=== WHAT YOU WILL DO ===
With the images removed, repeat the data below exactly.

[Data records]
Start

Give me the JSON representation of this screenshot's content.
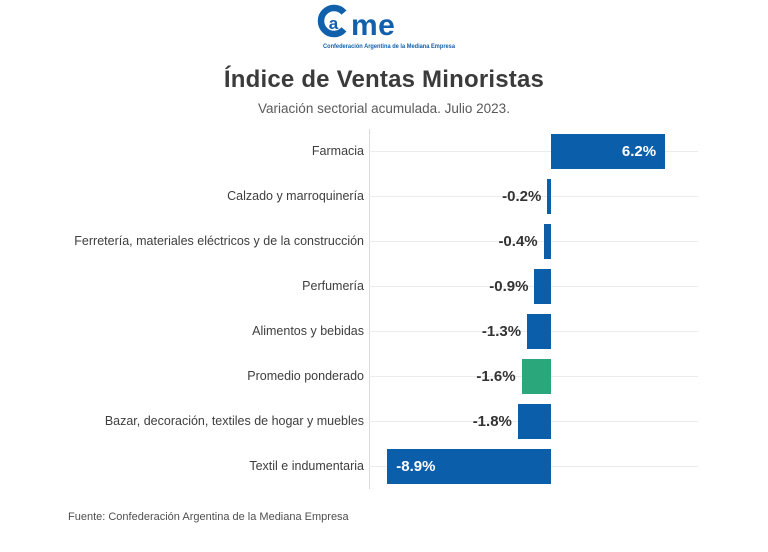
{
  "logo": {
    "letter_a": "a",
    "letters_rest": "me",
    "tagline": "Confederación Argentina de la Mediana Empresa",
    "color": "#1160ac"
  },
  "header": {
    "title": "Índice de Ventas Minoristas",
    "subtitle": "Variación sectorial acumulada. Julio 2023."
  },
  "chart_data": {
    "type": "bar",
    "orientation": "horizontal",
    "title": "Índice de Ventas Minoristas",
    "subtitle": "Variación sectorial acumulada. Julio 2023.",
    "unit": "%",
    "xlim": [
      -9.9,
      8.0
    ],
    "grid": "horizontal-row-centers",
    "legend": "none",
    "categories": [
      "Farmacia",
      "Calzado y marroquinería",
      "Ferretería, materiales eléctricos y de la construcción",
      "Perfumería",
      "Alimentos y bebidas",
      "Promedio ponderado",
      "Bazar, decoración, textiles de hogar y muebles",
      "Textil e indumentaria"
    ],
    "values": [
      6.2,
      -0.2,
      -0.4,
      -0.9,
      -1.3,
      -1.6,
      -1.8,
      -8.9
    ],
    "value_labels": [
      "6.2%",
      "-0.2%",
      "-0.4%",
      "-0.9%",
      "-1.3%",
      "-1.6%",
      "-1.8%",
      "-8.9%"
    ],
    "label_inside": [
      true,
      false,
      false,
      false,
      false,
      false,
      false,
      true
    ],
    "bar_colors": [
      "#0b5ea9",
      "#0b5ea9",
      "#0b5ea9",
      "#0b5ea9",
      "#0b5ea9",
      "#2aa77b",
      "#0b5ea9",
      "#0b5ea9"
    ],
    "colors": {
      "default_bar": "#0b5ea9",
      "weighted_average_bar": "#2aa77b"
    }
  },
  "footer": {
    "source": "Fuente: Confederación Argentina de la Mediana Empresa"
  }
}
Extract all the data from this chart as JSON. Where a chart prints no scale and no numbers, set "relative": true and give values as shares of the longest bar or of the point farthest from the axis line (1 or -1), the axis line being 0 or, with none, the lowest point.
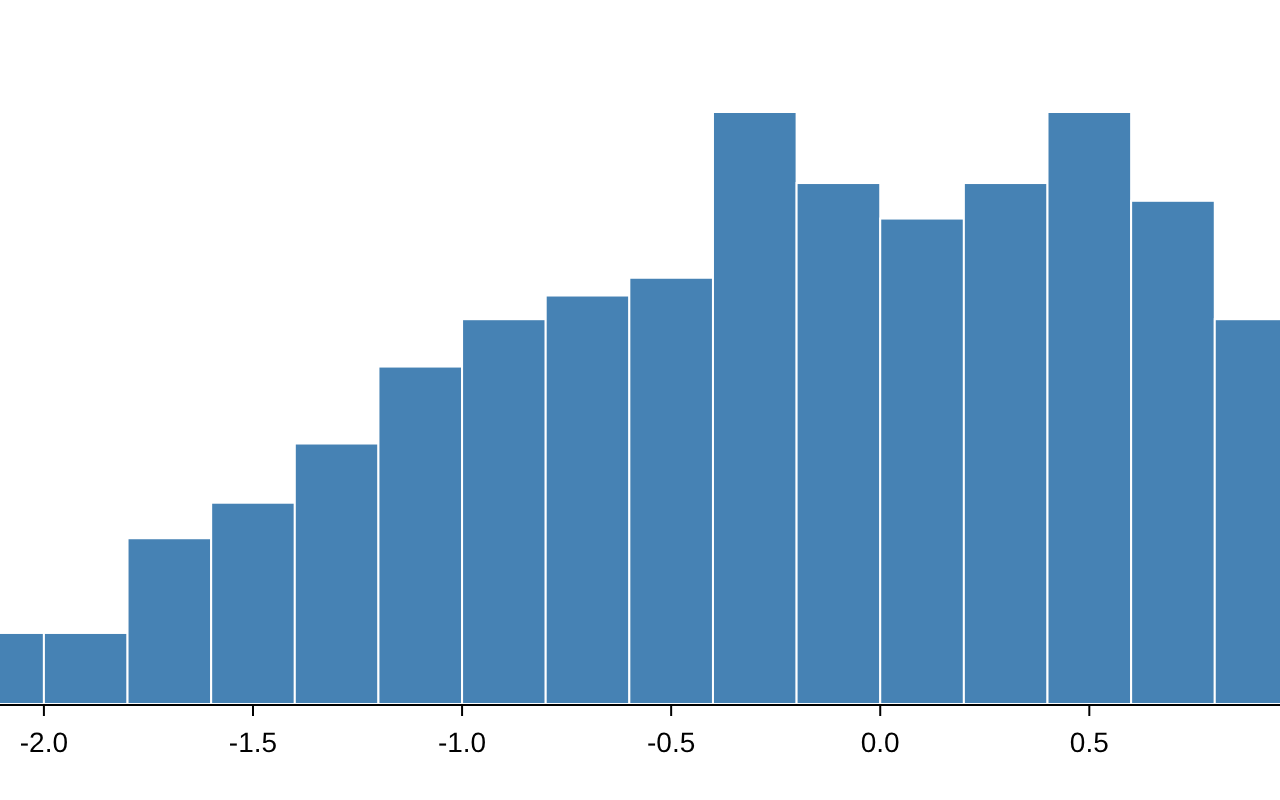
{
  "chart_data": {
    "type": "bar",
    "relative": true,
    "color": "#4682b4",
    "x": [
      -2.1,
      -1.9,
      -1.7,
      -1.5,
      -1.3,
      -1.1,
      -0.9,
      -0.7,
      -0.5,
      -0.3,
      -0.1,
      0.1,
      0.3,
      0.5,
      0.7,
      0.9
    ],
    "values": [
      0.12,
      0.12,
      0.28,
      0.34,
      0.44,
      0.57,
      0.65,
      0.69,
      0.72,
      1,
      0.88,
      0.82,
      0.88,
      1,
      0.85,
      0.65
    ],
    "xlim": [
      -2.105,
      0.956
    ],
    "xticks": [
      {
        "value": -2,
        "label": "-2.0"
      },
      {
        "value": -1.5,
        "label": "-1.5"
      },
      {
        "value": -1,
        "label": "-1.0"
      },
      {
        "value": -0.5,
        "label": "-0.5"
      },
      {
        "value": 0,
        "label": "0.0"
      },
      {
        "value": 0.5,
        "label": "0.5"
      }
    ]
  }
}
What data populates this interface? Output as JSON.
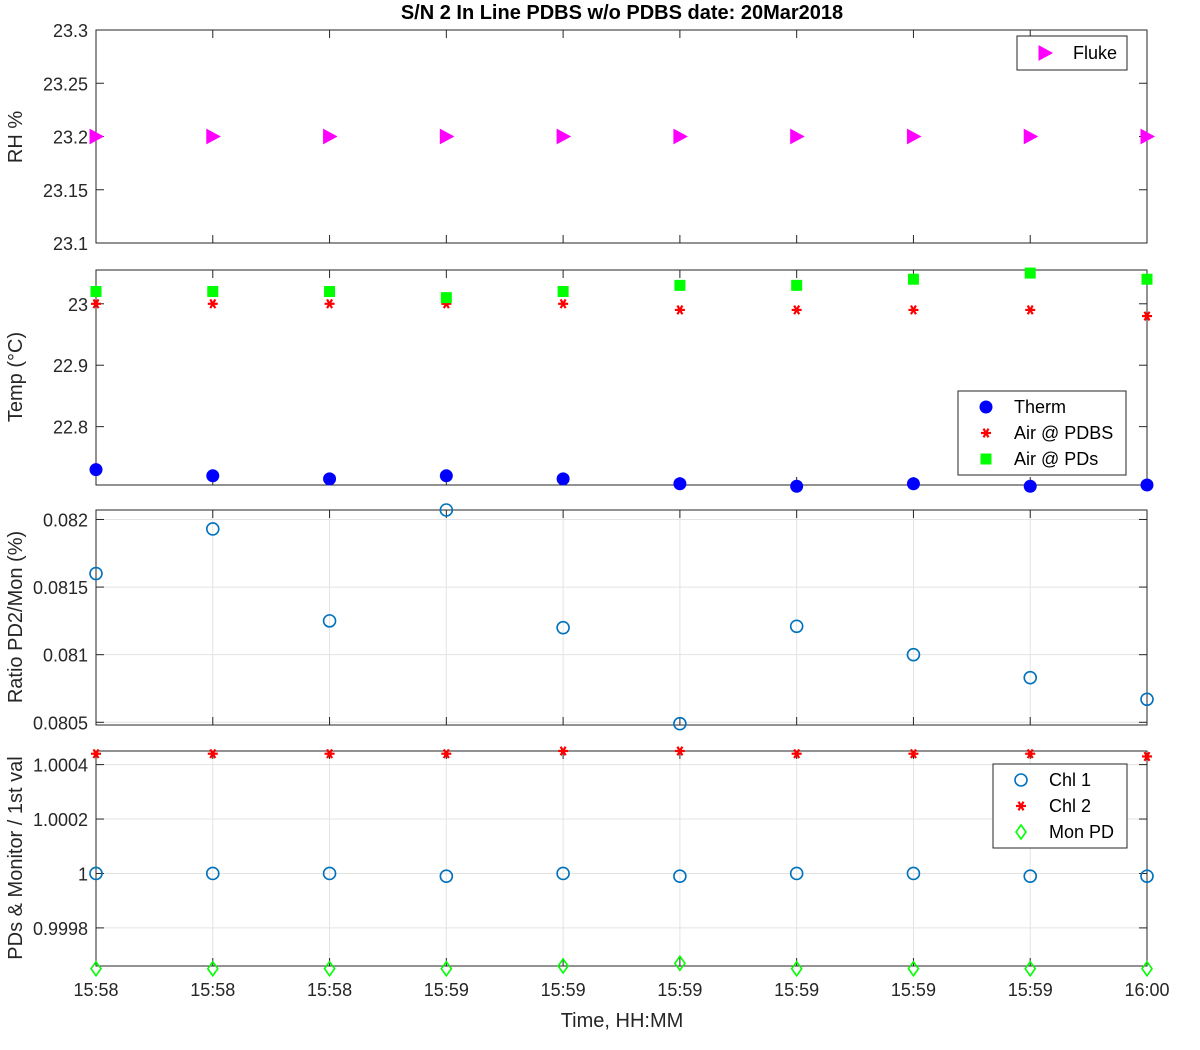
{
  "chart_data": {
    "title": "S/N 2 In Line PDBS w/o PDBS date: 20Mar2018",
    "xlabel": "Time, HH:MM",
    "x_tick_labels": [
      "15:58",
      "15:58",
      "15:58",
      "15:59",
      "15:59",
      "15:59",
      "15:59",
      "15:59",
      "15:59",
      "16:00"
    ],
    "x": [
      0,
      1,
      2,
      3,
      4,
      5,
      6,
      7,
      8,
      9
    ],
    "panels": [
      {
        "type": "scatter",
        "ylabel": "RH %",
        "ylim": [
          23.1,
          23.3
        ],
        "yticks": [
          23.1,
          23.15,
          23.2,
          23.25,
          23.3
        ],
        "ytick_labels": [
          "23.1",
          "23.15",
          "23.2",
          "23.25",
          "23.3"
        ],
        "grid": false,
        "legend_position": "top-right",
        "series": [
          {
            "name": "Fluke",
            "marker": "triangle-right",
            "color": "#ff00ff",
            "values": [
              23.2,
              23.2,
              23.2,
              23.2,
              23.2,
              23.2,
              23.2,
              23.2,
              23.2,
              23.2
            ]
          }
        ]
      },
      {
        "type": "scatter",
        "ylabel": "Temp (°C)",
        "ylim": [
          22.705,
          23.055
        ],
        "yticks": [
          22.8,
          22.9,
          23.0
        ],
        "ytick_labels": [
          "22.8",
          "22.9",
          "23"
        ],
        "grid": false,
        "legend_position": "bottom-right",
        "series": [
          {
            "name": "Therm",
            "marker": "filled-circle",
            "color": "#0000ff",
            "values": [
              22.73,
              22.72,
              22.715,
              22.72,
              22.715,
              22.707,
              22.703,
              22.707,
              22.703,
              22.705
            ]
          },
          {
            "name": "Air @ PDBS",
            "marker": "asterisk",
            "color": "#ff0000",
            "values": [
              23.0,
              23.0,
              23.0,
              23.0,
              23.0,
              22.99,
              22.99,
              22.99,
              22.99,
              22.98
            ]
          },
          {
            "name": "Air @ PDs",
            "marker": "filled-square",
            "color": "#00ff00",
            "values": [
              23.02,
              23.02,
              23.02,
              23.01,
              23.02,
              23.03,
              23.03,
              23.04,
              23.05,
              23.04
            ]
          }
        ]
      },
      {
        "type": "scatter",
        "ylabel": "Ratio PD2/Mon (%)",
        "ylim": [
          0.08048,
          0.08207
        ],
        "yticks": [
          0.0805,
          0.081,
          0.0815,
          0.082
        ],
        "ytick_labels": [
          "0.0805",
          "0.081",
          "0.0815",
          "0.082"
        ],
        "grid": true,
        "series": [
          {
            "name": "",
            "marker": "open-circle",
            "color": "#0072bd",
            "values": [
              0.0816,
              0.08193,
              0.08125,
              0.08207,
              0.0812,
              0.08049,
              0.08121,
              0.081,
              0.08083,
              0.08067
            ]
          }
        ]
      },
      {
        "type": "scatter",
        "ylabel": "PDs & Monitor / 1st val",
        "ylim": [
          0.99966,
          1.00045
        ],
        "yticks": [
          0.9998,
          1.0,
          1.0002,
          1.0004
        ],
        "ytick_labels": [
          "0.9998",
          "1",
          "1.0002",
          "1.0004"
        ],
        "grid": true,
        "legend_position": "top-right",
        "series": [
          {
            "name": "Chl 1",
            "marker": "open-circle",
            "color": "#0072bd",
            "values": [
              1.0,
              1.0,
              1.0,
              0.99999,
              1.0,
              0.99999,
              1.0,
              1.0,
              0.99999,
              0.99999
            ]
          },
          {
            "name": "Chl 2",
            "marker": "asterisk",
            "color": "#ff0000",
            "values": [
              1.00044,
              1.00044,
              1.00044,
              1.00044,
              1.00045,
              1.00045,
              1.00044,
              1.00044,
              1.00044,
              1.00043
            ]
          },
          {
            "name": "Mon PD",
            "marker": "open-diamond",
            "color": "#00ff00",
            "values": [
              0.99965,
              0.99965,
              0.99965,
              0.99965,
              0.99966,
              0.99967,
              0.99965,
              0.99965,
              0.99965,
              0.99965
            ]
          }
        ]
      }
    ]
  }
}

End

=== FULL ANSWER ===
Give me the JSON representation of this screenshot's content.
{
  "logo": {
    "letter_a": "a",
    "letters_rest": "me",
    "tagline": "Confederación Argentina de la Mediana Empresa",
    "color": "#1160ac"
  },
  "header": {
    "title": "Índice de Ventas Minoristas",
    "subtitle": "Variación sectorial acumulada. Julio 2023."
  },
  "chart_data": {
    "type": "bar",
    "orientation": "horizontal",
    "title": "Índice de Ventas Minoristas",
    "subtitle": "Variación sectorial acumulada. Julio 2023.",
    "unit": "%",
    "xlim": [
      -9.9,
      8.0
    ],
    "grid": "horizontal-row-centers",
    "legend": "none",
    "categories": [
      "Farmacia",
      "Calzado y marroquinería",
      "Ferretería, materiales eléctricos y de la construcción",
      "Perfumería",
      "Alimentos y bebidas",
      "Promedio ponderado",
      "Bazar, decoración, textiles de hogar y muebles",
      "Textil e indumentaria"
    ],
    "values": [
      6.2,
      -0.2,
      -0.4,
      -0.9,
      -1.3,
      -1.6,
      -1.8,
      -8.9
    ],
    "value_labels": [
      "6.2%",
      "-0.2%",
      "-0.4%",
      "-0.9%",
      "-1.3%",
      "-1.6%",
      "-1.8%",
      "-8.9%"
    ],
    "label_inside": [
      true,
      false,
      false,
      false,
      false,
      false,
      false,
      true
    ],
    "bar_colors": [
      "#0b5ea9",
      "#0b5ea9",
      "#0b5ea9",
      "#0b5ea9",
      "#0b5ea9",
      "#2aa77b",
      "#0b5ea9",
      "#0b5ea9"
    ],
    "colors": {
      "default_bar": "#0b5ea9",
      "weighted_average_bar": "#2aa77b"
    }
  },
  "footer": {
    "source": "Fuente: Confederación Argentina de la Mediana Empresa"
  }
}
Extract all the data from this chart as JSON. Where a chart prints no scale and no numbers, set "relative": true and give values as shares of the longest bar or of the point farthest from the axis line (1 or -1), the axis line being 0 or, with none, the lowest point.
{
  "chart_data": {
    "type": "bar",
    "relative": true,
    "color": "#4682b4",
    "x": [
      -2.1,
      -1.9,
      -1.7,
      -1.5,
      -1.3,
      -1.1,
      -0.9,
      -0.7,
      -0.5,
      -0.3,
      -0.1,
      0.1,
      0.3,
      0.5,
      0.7,
      0.9
    ],
    "values": [
      0.12,
      0.12,
      0.28,
      0.34,
      0.44,
      0.57,
      0.65,
      0.69,
      0.72,
      1,
      0.88,
      0.82,
      0.88,
      1,
      0.85,
      0.65
    ],
    "xlim": [
      -2.105,
      0.956
    ],
    "xticks": [
      {
        "value": -2,
        "label": "-2.0"
      },
      {
        "value": -1.5,
        "label": "-1.5"
      },
      {
        "value": -1,
        "label": "-1.0"
      },
      {
        "value": -0.5,
        "label": "-0.5"
      },
      {
        "value": 0,
        "label": "0.0"
      },
      {
        "value": 0.5,
        "label": "0.5"
      }
    ]
  }
}
What data populates this interface? Output as JSON.
{
  "chart_data": {
    "title": "S/N 2 In Line PDBS w/o PDBS date: 20Mar2018",
    "xlabel": "Time, HH:MM",
    "x_tick_labels": [
      "15:58",
      "15:58",
      "15:58",
      "15:59",
      "15:59",
      "15:59",
      "15:59",
      "15:59",
      "15:59",
      "16:00"
    ],
    "x": [
      0,
      1,
      2,
      3,
      4,
      5,
      6,
      7,
      8,
      9
    ],
    "panels": [
      {
        "type": "scatter",
        "ylabel": "RH %",
        "ylim": [
          23.1,
          23.3
        ],
        "yticks": [
          23.1,
          23.15,
          23.2,
          23.25,
          23.3
        ],
        "ytick_labels": [
          "23.1",
          "23.15",
          "23.2",
          "23.25",
          "23.3"
        ],
        "grid": false,
        "legend_position": "top-right",
        "series": [
          {
            "name": "Fluke",
            "marker": "triangle-right",
            "color": "#ff00ff",
            "values": [
              23.2,
              23.2,
              23.2,
              23.2,
              23.2,
              23.2,
              23.2,
              23.2,
              23.2,
              23.2
            ]
          }
        ]
      },
      {
        "type": "scatter",
        "ylabel": "Temp (°C)",
        "ylim": [
          22.705,
          23.055
        ],
        "yticks": [
          22.8,
          22.9,
          23.0
        ],
        "ytick_labels": [
          "22.8",
          "22.9",
          "23"
        ],
        "grid": false,
        "legend_position": "bottom-right",
        "series": [
          {
            "name": "Therm",
            "marker": "filled-circle",
            "color": "#0000ff",
            "values": [
              22.73,
              22.72,
              22.715,
              22.72,
              22.715,
              22.707,
              22.703,
              22.707,
              22.703,
              22.705
            ]
          },
          {
            "name": "Air @ PDBS",
            "marker": "asterisk",
            "color": "#ff0000",
            "values": [
              23.0,
              23.0,
              23.0,
              23.0,
              23.0,
              22.99,
              22.99,
              22.99,
              22.99,
              22.98
            ]
          },
          {
            "name": "Air @ PDs",
            "marker": "filled-square",
            "color": "#00ff00",
            "values": [
              23.02,
              23.02,
              23.02,
              23.01,
              23.02,
              23.03,
              23.03,
              23.04,
              23.05,
              23.04
            ]
          }
        ]
      },
      {
        "type": "scatter",
        "ylabel": "Ratio PD2/Mon (%)",
        "ylim": [
          0.08048,
          0.08207
        ],
        "yticks": [
          0.0805,
          0.081,
          0.0815,
          0.082
        ],
        "ytick_labels": [
          "0.0805",
          "0.081",
          "0.0815",
          "0.082"
        ],
        "grid": true,
        "series": [
          {
            "name": "",
            "marker": "open-circle",
            "color": "#0072bd",
            "values": [
              0.0816,
              0.08193,
              0.08125,
              0.08207,
              0.0812,
              0.08049,
              0.08121,
              0.081,
              0.08083,
              0.08067
            ]
          }
        ]
      },
      {
        "type": "scatter",
        "ylabel": "PDs & Monitor / 1st val",
        "ylim": [
          0.99966,
          1.00045
        ],
        "yticks": [
          0.9998,
          1.0,
          1.0002,
          1.0004
        ],
        "ytick_labels": [
          "0.9998",
          "1",
          "1.0002",
          "1.0004"
        ],
        "grid": true,
        "legend_position": "top-right",
        "series": [
          {
            "name": "Chl 1",
            "marker": "open-circle",
            "color": "#0072bd",
            "values": [
              1.0,
              1.0,
              1.0,
              0.99999,
              1.0,
              0.99999,
              1.0,
              1.0,
              0.99999,
              0.99999
            ]
          },
          {
            "name": "Chl 2",
            "marker": "asterisk",
            "color": "#ff0000",
            "values": [
              1.00044,
              1.00044,
              1.00044,
              1.00044,
              1.00045,
              1.00045,
              1.00044,
              1.00044,
              1.00044,
              1.00043
            ]
          },
          {
            "name": "Mon PD",
            "marker": "open-diamond",
            "color": "#00ff00",
            "values": [
              0.99965,
              0.99965,
              0.99965,
              0.99965,
              0.99966,
              0.99967,
              0.99965,
              0.99965,
              0.99965,
              0.99965
            ]
          }
        ]
      }
    ]
  }
}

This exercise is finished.